• **Data entries**:
——————

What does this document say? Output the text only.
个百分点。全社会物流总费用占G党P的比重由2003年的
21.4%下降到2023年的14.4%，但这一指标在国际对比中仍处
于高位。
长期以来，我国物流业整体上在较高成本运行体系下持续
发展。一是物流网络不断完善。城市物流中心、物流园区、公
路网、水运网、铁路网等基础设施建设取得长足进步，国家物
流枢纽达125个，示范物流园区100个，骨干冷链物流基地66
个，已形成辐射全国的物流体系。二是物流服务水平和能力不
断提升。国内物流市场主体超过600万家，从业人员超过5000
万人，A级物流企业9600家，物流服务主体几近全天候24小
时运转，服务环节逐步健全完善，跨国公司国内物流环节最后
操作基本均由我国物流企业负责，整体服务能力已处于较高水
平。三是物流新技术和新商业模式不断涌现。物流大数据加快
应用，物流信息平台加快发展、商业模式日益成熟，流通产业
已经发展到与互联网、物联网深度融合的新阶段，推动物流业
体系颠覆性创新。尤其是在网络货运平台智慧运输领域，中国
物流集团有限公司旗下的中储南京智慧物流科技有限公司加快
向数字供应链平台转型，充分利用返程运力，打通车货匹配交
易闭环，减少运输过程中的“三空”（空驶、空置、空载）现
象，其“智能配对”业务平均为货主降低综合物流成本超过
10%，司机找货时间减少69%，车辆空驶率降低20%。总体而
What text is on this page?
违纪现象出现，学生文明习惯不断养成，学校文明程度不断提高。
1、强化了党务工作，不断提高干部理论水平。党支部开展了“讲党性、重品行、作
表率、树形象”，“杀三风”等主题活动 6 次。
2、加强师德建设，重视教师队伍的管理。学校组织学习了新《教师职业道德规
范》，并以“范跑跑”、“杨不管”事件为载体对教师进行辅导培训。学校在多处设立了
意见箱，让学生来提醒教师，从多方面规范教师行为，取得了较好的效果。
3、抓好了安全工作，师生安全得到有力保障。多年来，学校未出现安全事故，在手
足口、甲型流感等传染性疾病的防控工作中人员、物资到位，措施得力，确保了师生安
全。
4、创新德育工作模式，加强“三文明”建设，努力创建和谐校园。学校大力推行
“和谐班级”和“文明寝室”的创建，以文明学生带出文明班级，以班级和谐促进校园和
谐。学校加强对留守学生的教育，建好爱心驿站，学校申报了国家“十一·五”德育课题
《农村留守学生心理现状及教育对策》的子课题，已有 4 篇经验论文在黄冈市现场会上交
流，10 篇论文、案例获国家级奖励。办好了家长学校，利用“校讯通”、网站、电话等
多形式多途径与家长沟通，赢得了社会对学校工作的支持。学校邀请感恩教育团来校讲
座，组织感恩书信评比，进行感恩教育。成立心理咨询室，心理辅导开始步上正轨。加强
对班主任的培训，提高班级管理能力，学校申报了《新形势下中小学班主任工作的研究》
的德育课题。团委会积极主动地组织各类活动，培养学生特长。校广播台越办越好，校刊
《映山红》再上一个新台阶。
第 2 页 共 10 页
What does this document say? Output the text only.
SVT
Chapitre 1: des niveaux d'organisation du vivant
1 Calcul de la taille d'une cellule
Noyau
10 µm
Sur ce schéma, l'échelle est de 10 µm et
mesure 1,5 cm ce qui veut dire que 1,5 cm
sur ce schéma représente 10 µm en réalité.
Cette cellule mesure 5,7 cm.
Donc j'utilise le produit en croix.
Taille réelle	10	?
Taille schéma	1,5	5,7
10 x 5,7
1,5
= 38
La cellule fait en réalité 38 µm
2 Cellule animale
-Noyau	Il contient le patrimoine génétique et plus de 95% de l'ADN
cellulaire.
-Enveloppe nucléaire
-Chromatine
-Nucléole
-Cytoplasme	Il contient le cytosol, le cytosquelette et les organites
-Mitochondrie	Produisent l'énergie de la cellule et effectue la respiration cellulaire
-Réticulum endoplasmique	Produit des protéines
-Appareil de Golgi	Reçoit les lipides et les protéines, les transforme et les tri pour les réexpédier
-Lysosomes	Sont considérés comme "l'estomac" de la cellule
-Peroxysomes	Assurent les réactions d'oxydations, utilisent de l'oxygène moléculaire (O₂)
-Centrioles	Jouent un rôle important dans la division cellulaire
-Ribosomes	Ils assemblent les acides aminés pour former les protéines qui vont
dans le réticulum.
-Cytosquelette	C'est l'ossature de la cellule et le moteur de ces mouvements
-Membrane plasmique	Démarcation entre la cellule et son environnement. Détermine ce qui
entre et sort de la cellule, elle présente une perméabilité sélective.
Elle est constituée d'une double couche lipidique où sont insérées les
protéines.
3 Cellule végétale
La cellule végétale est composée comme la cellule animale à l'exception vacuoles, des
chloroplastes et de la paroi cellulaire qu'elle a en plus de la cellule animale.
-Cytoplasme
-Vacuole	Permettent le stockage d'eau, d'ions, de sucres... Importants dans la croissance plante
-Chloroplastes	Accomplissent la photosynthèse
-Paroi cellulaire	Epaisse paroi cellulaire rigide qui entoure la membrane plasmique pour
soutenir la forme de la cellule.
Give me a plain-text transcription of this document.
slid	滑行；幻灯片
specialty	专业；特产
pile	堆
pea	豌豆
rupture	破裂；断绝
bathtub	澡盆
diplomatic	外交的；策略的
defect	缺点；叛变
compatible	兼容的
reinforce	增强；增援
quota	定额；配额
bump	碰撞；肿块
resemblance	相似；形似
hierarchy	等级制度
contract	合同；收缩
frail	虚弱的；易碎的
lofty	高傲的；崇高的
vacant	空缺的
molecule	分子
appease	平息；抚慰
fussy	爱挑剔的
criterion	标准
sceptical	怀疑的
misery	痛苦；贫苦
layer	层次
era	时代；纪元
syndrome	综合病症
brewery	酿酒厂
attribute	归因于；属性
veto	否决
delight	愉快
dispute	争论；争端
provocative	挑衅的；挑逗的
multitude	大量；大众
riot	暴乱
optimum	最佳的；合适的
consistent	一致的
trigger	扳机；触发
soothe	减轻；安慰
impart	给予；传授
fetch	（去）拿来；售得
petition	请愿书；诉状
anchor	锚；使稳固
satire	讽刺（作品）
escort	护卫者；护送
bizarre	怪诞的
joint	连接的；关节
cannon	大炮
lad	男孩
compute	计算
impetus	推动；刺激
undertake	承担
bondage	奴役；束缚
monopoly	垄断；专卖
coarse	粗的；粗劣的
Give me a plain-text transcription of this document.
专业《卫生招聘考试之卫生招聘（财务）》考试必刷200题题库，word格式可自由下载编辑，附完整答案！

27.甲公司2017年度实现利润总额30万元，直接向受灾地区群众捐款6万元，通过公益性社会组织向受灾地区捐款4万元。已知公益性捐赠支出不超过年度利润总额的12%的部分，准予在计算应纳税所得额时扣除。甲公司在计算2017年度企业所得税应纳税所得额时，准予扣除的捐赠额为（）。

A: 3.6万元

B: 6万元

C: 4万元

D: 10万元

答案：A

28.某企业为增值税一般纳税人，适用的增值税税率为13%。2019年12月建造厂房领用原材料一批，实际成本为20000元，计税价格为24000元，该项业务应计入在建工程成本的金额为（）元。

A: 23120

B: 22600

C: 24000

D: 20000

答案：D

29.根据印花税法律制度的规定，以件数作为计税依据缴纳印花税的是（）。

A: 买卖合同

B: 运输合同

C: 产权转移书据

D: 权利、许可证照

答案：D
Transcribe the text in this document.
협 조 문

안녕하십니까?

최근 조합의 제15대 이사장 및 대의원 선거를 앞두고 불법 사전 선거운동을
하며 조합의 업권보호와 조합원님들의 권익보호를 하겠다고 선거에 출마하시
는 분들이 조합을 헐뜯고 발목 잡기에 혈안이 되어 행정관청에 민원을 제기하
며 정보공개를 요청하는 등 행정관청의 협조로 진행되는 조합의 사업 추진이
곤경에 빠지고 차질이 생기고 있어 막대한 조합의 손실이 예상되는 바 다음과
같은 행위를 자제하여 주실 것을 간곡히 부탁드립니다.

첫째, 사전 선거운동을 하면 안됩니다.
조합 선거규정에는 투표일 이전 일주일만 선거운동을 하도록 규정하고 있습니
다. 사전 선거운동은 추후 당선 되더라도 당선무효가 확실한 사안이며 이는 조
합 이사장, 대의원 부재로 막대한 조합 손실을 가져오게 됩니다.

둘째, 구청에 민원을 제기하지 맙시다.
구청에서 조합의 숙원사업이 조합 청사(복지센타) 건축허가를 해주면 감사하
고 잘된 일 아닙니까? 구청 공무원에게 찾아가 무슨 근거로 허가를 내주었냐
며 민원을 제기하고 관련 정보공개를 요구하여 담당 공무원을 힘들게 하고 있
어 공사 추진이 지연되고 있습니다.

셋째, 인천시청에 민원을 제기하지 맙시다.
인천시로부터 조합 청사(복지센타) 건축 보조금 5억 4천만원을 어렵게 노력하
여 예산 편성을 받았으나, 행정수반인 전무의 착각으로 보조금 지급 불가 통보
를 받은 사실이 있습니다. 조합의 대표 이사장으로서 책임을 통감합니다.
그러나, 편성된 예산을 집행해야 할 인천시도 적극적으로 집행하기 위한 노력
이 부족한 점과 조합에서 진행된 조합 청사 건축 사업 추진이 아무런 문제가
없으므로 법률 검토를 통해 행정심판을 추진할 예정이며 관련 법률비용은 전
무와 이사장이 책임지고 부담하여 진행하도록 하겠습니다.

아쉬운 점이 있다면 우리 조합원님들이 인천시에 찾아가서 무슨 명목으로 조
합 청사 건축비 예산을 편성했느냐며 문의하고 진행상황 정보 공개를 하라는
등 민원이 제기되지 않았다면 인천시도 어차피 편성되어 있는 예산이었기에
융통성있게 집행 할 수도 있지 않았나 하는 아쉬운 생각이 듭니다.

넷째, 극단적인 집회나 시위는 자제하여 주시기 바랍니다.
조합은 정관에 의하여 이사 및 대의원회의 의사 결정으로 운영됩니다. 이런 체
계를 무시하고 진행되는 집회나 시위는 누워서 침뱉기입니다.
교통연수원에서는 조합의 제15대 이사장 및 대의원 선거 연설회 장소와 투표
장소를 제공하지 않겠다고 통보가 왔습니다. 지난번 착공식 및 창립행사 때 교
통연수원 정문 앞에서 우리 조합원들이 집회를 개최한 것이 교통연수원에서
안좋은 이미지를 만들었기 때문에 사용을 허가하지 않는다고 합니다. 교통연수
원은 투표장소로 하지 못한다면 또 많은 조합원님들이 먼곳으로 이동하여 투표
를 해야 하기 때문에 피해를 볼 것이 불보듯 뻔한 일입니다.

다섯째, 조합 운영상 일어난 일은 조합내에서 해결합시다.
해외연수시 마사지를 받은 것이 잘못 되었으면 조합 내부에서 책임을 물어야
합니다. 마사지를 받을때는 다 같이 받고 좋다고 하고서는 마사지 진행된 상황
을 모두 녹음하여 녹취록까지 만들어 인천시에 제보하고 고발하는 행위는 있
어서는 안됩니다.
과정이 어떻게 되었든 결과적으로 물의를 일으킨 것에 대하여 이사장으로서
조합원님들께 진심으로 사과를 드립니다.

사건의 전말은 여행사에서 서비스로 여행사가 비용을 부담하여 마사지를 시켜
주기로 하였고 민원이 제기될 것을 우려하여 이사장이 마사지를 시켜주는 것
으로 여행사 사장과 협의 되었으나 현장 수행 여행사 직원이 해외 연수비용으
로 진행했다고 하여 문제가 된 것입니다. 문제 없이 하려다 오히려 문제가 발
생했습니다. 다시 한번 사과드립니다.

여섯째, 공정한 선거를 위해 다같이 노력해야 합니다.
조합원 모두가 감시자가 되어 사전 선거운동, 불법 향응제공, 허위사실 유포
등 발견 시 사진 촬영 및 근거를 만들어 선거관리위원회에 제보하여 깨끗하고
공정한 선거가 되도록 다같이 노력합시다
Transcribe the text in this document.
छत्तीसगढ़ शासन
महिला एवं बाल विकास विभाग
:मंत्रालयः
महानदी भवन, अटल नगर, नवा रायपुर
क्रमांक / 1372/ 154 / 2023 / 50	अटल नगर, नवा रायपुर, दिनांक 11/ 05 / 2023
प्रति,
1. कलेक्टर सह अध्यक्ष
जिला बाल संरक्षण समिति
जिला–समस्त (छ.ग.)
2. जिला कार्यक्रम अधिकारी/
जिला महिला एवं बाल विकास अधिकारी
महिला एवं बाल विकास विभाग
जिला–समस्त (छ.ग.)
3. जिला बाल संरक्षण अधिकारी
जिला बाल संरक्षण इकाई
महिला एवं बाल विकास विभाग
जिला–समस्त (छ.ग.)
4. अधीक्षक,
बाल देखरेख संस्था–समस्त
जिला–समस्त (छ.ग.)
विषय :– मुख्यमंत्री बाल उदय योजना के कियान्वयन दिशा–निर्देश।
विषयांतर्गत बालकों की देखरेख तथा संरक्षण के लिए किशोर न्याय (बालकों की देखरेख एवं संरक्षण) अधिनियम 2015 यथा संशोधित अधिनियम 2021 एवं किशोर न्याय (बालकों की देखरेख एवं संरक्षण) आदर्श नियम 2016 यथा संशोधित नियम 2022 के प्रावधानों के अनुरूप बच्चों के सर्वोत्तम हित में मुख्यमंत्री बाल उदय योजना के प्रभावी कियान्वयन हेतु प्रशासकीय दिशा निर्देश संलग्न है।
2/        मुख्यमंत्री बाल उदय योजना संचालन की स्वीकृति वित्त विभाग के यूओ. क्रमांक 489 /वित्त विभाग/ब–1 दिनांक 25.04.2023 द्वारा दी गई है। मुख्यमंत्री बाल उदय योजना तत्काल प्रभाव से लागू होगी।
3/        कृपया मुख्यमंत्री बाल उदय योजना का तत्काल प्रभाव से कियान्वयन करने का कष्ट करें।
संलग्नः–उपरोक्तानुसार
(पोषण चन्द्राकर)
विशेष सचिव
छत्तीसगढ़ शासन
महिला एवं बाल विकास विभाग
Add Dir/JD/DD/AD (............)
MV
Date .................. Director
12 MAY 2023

——————

• **Instruction**:
Which lines above contain the word "végétale"? Copy each of them.

• **Written solution**:
3 Cellule végétale
La cellule végétale est composée comme la cellule animale à l'exception vacuoles, des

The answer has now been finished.